_OBJECTIVE_
Wherever the string "regelmäßig" appears in the listing, copy that line.

Begin EXTRACTED DATA

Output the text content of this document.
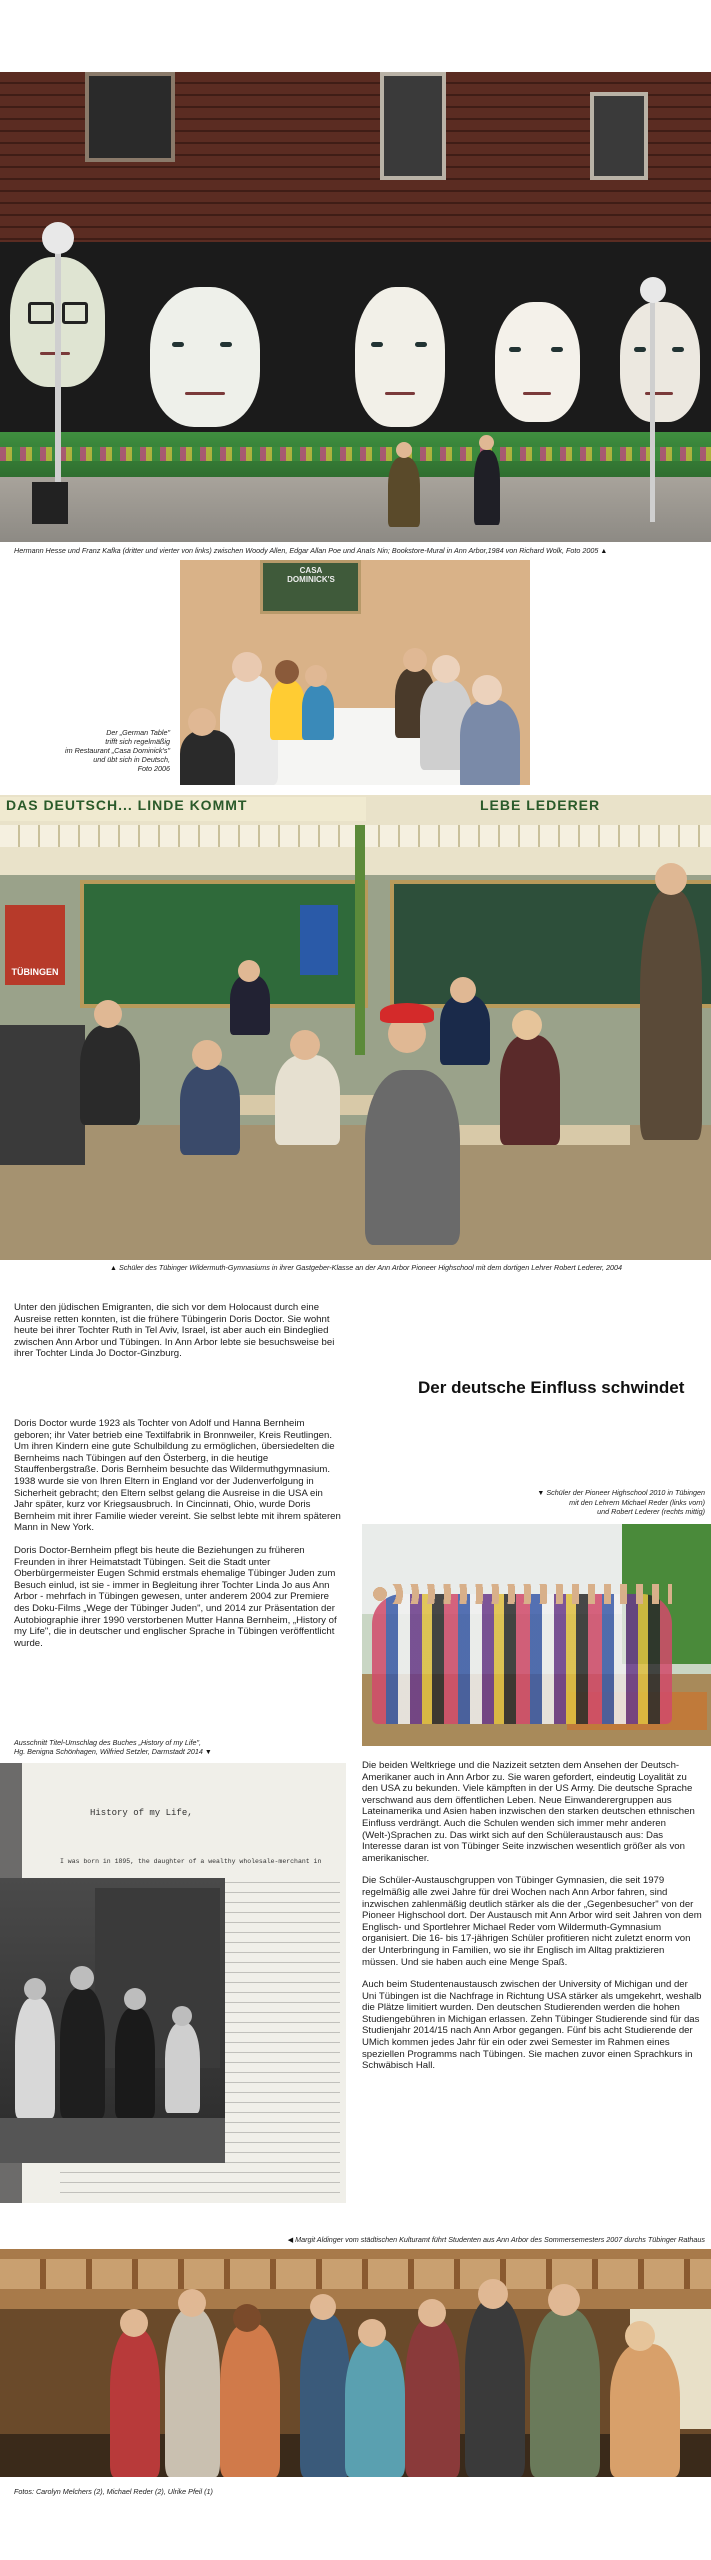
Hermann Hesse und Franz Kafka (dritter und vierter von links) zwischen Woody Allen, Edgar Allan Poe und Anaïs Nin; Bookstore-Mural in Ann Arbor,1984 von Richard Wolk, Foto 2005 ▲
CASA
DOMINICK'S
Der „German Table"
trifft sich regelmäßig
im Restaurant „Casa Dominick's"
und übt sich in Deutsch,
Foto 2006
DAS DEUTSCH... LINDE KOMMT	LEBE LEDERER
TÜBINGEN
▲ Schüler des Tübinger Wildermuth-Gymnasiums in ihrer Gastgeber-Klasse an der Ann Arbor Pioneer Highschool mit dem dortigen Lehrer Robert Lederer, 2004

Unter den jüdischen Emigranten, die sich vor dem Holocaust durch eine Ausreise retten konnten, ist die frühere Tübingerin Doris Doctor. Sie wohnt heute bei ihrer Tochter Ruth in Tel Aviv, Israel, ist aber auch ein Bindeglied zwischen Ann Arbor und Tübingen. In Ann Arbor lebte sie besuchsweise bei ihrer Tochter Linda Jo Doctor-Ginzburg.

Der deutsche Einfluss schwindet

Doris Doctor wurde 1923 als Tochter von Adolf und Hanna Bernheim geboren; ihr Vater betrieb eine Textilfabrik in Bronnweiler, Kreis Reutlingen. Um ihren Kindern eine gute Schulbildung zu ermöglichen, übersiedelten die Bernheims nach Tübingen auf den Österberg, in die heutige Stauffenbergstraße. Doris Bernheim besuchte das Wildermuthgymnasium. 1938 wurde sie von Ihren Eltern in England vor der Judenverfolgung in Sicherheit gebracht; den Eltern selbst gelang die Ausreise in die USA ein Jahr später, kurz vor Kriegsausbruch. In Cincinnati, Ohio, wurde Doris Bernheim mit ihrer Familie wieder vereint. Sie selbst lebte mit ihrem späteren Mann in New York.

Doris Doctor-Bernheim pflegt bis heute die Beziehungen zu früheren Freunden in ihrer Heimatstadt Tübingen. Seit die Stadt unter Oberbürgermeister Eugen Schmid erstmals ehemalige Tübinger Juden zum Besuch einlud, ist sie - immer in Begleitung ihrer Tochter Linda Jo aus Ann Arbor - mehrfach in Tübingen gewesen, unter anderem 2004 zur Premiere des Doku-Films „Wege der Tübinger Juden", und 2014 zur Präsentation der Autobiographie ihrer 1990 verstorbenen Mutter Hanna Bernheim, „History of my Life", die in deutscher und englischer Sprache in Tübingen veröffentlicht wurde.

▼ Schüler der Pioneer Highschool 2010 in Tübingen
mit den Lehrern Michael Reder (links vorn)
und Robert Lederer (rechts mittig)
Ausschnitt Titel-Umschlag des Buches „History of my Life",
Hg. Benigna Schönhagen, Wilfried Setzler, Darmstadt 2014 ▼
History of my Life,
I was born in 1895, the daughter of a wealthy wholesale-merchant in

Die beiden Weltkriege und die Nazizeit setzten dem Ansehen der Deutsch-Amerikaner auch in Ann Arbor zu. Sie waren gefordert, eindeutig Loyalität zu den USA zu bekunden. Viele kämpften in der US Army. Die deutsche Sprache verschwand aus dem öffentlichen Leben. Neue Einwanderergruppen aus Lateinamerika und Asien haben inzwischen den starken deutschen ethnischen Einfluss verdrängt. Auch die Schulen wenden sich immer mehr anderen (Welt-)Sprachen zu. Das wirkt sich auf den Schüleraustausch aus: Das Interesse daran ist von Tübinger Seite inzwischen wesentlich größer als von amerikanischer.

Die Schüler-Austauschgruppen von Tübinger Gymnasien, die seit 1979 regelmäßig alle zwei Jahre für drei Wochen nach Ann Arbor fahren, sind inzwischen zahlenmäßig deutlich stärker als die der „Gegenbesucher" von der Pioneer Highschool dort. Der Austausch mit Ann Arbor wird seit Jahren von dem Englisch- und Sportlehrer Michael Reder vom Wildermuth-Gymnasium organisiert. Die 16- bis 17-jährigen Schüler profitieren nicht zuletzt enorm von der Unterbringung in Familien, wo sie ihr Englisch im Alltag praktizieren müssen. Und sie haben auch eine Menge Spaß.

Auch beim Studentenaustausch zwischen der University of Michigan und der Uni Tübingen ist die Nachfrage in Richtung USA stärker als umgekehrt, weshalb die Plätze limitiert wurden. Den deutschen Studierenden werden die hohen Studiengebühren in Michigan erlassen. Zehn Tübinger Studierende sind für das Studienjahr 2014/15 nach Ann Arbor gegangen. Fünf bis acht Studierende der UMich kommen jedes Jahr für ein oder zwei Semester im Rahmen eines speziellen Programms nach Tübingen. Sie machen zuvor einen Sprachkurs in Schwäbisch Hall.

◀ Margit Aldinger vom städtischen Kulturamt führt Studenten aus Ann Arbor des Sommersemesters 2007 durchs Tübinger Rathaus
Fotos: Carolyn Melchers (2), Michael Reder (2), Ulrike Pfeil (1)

End EXTRACTED DATA

_OUTPUT BELOW_
trifft sich regelmäßig
Die Schüler-Austauschgruppen von Tübinger Gymnasien, die seit 1979 regelmäßig alle zwei Jahre für drei Wochen nach Ann Arbor fahren, sind inzwischen zahlenmäßig deutlich stärker als die der „Gegenbesucher" von der Pioneer Highschool dort. Der Austausch mit Ann Arbor wird seit Jahren von dem Englisch- und Sportlehrer Michael Reder vom Wildermuth-Gymnasium organisiert. Die 16- bis 17-jährigen Schüler profitieren nicht zuletzt enorm von der Unterbringung in Familien, wo sie ihr Englisch im Alltag praktizieren müssen. Und sie haben auch eine Menge Spaß.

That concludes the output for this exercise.